■ PROBLEM DETAILS ■
Return each of the lines below that contains the string "plus".

Entries drawn from a collection:
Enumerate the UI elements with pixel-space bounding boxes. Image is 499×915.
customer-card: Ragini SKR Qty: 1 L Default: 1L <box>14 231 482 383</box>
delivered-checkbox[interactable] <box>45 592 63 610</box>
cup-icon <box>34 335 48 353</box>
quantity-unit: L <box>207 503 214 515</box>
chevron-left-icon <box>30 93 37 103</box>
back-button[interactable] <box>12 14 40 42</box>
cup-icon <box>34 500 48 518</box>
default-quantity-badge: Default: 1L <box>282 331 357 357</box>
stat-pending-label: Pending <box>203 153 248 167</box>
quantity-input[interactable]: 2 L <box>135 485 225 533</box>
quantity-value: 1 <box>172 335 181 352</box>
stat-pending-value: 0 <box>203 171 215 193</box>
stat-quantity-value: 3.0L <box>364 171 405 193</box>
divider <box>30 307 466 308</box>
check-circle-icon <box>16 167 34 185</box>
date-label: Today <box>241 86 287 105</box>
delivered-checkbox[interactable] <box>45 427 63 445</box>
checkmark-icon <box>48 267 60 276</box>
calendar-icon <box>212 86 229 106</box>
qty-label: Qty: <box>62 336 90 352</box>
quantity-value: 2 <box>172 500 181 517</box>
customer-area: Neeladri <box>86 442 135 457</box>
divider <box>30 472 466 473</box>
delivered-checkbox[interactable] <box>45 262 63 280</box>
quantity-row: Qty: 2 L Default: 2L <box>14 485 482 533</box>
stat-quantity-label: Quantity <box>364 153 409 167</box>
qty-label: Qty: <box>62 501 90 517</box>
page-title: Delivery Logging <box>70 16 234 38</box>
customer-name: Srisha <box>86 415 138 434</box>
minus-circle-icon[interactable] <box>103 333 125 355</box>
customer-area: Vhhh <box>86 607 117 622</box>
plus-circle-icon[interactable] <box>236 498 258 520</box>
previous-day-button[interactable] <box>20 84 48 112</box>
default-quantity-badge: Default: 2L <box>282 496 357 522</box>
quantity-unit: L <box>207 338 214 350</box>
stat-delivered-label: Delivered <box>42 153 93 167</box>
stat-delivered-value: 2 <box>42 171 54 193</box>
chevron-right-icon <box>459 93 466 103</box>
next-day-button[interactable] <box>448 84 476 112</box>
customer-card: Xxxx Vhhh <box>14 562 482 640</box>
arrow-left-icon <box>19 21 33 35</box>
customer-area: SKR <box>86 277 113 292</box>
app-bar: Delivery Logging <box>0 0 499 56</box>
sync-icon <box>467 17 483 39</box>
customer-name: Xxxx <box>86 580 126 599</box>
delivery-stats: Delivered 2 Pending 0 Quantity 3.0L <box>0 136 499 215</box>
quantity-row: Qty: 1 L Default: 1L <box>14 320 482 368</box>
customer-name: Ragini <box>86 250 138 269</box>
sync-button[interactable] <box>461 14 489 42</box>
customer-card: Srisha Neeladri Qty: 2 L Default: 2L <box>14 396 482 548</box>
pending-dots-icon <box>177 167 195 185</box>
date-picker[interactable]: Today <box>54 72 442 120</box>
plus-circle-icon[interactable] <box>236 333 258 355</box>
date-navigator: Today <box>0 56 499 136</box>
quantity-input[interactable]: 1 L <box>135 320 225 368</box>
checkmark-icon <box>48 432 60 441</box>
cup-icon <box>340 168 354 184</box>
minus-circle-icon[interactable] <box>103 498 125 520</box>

■ RESPONSE FOR THIS EXERCISE ■
plus-circle-icon[interactable] <box>236 498 258 520</box>
plus-circle-icon[interactable] <box>236 333 258 355</box>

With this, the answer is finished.